STATED TASK →
Using the entries that follow, collect the lines where the word "συμπλέγματα" appears.

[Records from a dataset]
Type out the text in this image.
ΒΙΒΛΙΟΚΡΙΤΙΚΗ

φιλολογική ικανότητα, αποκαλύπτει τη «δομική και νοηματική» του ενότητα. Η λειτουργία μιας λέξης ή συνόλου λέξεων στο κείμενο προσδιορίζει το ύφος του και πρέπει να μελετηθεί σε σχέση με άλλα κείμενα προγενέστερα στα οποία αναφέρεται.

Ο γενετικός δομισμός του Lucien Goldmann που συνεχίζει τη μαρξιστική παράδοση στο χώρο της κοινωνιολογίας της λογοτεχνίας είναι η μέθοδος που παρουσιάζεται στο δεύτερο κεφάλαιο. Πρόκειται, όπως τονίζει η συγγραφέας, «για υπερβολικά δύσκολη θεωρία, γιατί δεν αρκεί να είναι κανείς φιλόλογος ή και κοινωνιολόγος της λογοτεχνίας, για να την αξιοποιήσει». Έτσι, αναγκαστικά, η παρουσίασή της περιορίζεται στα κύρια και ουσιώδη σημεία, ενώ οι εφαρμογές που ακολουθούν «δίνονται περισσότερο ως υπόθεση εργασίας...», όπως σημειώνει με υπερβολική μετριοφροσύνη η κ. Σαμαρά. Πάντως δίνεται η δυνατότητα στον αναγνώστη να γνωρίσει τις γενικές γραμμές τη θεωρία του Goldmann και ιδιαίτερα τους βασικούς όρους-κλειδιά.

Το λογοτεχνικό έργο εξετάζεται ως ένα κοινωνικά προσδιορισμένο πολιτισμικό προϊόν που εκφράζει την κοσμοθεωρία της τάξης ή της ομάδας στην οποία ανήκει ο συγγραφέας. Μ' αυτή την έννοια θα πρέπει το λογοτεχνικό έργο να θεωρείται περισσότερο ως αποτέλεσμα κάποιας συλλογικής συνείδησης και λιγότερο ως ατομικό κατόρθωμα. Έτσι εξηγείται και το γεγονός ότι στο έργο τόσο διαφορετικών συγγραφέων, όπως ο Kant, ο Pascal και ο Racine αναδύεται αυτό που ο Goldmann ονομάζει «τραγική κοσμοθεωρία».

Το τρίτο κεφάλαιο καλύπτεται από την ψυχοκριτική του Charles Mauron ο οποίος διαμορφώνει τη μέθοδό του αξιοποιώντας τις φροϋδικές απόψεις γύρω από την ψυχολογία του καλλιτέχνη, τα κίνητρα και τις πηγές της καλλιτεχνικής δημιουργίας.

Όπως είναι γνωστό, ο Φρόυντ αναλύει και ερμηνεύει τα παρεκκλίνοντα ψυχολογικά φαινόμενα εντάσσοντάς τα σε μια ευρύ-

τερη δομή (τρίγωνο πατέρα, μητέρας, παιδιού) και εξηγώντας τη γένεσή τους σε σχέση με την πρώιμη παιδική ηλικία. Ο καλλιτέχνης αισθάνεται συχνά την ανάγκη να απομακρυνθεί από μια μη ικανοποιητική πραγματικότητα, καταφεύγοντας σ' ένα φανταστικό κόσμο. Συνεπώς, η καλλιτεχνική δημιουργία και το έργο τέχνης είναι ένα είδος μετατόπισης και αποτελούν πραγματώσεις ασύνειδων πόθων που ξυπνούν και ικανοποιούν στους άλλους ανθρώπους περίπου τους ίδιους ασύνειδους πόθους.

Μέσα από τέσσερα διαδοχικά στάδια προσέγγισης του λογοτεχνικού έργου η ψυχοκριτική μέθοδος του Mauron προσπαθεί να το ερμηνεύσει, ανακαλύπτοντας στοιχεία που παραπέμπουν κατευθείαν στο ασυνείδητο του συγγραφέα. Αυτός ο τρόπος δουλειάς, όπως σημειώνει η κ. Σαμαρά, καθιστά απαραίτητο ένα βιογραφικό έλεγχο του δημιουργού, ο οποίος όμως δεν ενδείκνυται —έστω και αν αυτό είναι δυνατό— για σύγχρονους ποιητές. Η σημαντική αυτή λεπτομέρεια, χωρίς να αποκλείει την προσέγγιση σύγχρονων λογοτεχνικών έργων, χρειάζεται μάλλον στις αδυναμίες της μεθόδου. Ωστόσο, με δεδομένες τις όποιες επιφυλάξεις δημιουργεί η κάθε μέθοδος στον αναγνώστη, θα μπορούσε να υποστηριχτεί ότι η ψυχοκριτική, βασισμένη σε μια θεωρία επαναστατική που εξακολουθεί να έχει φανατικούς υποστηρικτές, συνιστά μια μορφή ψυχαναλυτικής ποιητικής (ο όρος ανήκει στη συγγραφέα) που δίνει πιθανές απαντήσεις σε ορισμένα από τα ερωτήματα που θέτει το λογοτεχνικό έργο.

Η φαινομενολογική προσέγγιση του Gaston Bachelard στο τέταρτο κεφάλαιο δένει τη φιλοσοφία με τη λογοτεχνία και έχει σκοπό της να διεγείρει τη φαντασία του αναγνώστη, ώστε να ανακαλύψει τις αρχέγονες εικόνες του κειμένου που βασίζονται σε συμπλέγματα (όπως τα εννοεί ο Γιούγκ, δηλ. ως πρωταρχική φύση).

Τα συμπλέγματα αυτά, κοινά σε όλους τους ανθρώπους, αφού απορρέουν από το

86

REPLY TO THE EXERCISE →
Η φαινομενολογική προσέγγιση του Gaston Bachelard στο τέταρτο κεφάλαιο δένει τη φιλοσοφία με τη λογοτεχνία και έχει σκοπό της να διεγείρει τη φαντασία του αναγνώστη, ώστε να ανακαλύψει τις αρχέγονες εικόνες του κειμένου που βασίζονται σε συμπλέγματα (όπως τα εννοεί ο Γιούγκ, δηλ. ως πρωταρχική φύση).
Τα συμπλέγματα αυτά, κοινά σε όλους τους ανθρώπους, αφού απορρέουν από το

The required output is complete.